<<<<
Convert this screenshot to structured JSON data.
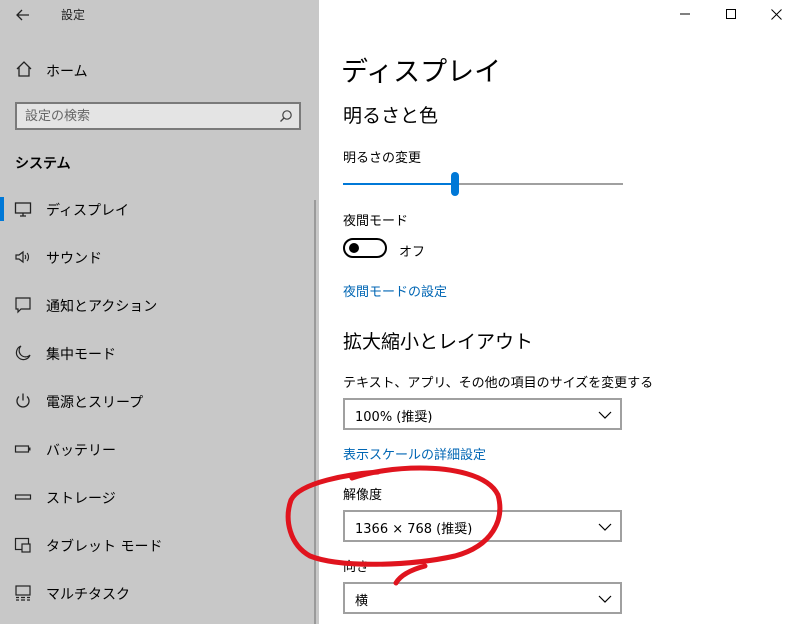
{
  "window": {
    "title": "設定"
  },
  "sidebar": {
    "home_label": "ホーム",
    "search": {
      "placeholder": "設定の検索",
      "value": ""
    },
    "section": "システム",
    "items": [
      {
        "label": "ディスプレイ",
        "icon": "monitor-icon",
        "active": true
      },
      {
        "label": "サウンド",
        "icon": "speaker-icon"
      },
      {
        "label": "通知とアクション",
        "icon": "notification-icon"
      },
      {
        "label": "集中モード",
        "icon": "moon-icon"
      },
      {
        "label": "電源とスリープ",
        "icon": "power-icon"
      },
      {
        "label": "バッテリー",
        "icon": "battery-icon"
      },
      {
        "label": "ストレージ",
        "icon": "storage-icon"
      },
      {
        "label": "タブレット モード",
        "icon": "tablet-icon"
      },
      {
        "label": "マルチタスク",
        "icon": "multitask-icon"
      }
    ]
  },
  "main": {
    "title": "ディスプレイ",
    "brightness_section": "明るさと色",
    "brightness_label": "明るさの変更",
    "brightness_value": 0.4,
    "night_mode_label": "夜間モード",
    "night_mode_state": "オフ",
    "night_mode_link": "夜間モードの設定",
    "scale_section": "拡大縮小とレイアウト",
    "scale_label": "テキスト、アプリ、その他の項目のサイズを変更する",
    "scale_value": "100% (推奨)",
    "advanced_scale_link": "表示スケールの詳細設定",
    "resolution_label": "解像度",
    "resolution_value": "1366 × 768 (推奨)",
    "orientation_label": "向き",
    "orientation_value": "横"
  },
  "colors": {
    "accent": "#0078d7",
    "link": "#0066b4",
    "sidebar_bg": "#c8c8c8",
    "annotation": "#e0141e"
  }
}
>>>>
The material above must be printed exactly, with its pictures left out.

Convert this screenshot to structured JSON data.
{
  "window": {
    "title": "設定"
  },
  "sidebar": {
    "home_label": "ホーム",
    "search": {
      "placeholder": "設定の検索",
      "value": ""
    },
    "section": "システム",
    "items": [
      {
        "label": "ディスプレイ",
        "icon": "monitor-icon",
        "active": true
      },
      {
        "label": "サウンド",
        "icon": "speaker-icon"
      },
      {
        "label": "通知とアクション",
        "icon": "notification-icon"
      },
      {
        "label": "集中モード",
        "icon": "moon-icon"
      },
      {
        "label": "電源とスリープ",
        "icon": "power-icon"
      },
      {
        "label": "バッテリー",
        "icon": "battery-icon"
      },
      {
        "label": "ストレージ",
        "icon": "storage-icon"
      },
      {
        "label": "タブレット モード",
        "icon": "tablet-icon"
      },
      {
        "label": "マルチタスク",
        "icon": "multitask-icon"
      }
    ]
  },
  "main": {
    "title": "ディスプレイ",
    "brightness_section": "明るさと色",
    "brightness_label": "明るさの変更",
    "brightness_value": 0.4,
    "night_mode_label": "夜間モード",
    "night_mode_state": "オフ",
    "night_mode_link": "夜間モードの設定",
    "scale_section": "拡大縮小とレイアウト",
    "scale_label": "テキスト、アプリ、その他の項目のサイズを変更する",
    "scale_value": "100% (推奨)",
    "advanced_scale_link": "表示スケールの詳細設定",
    "resolution_label": "解像度",
    "resolution_value": "1366 × 768 (推奨)",
    "orientation_label": "向き",
    "orientation_value": "横"
  },
  "colors": {
    "accent": "#0078d7",
    "link": "#0066b4",
    "sidebar_bg": "#c8c8c8",
    "annotation": "#e0141e"
  }
}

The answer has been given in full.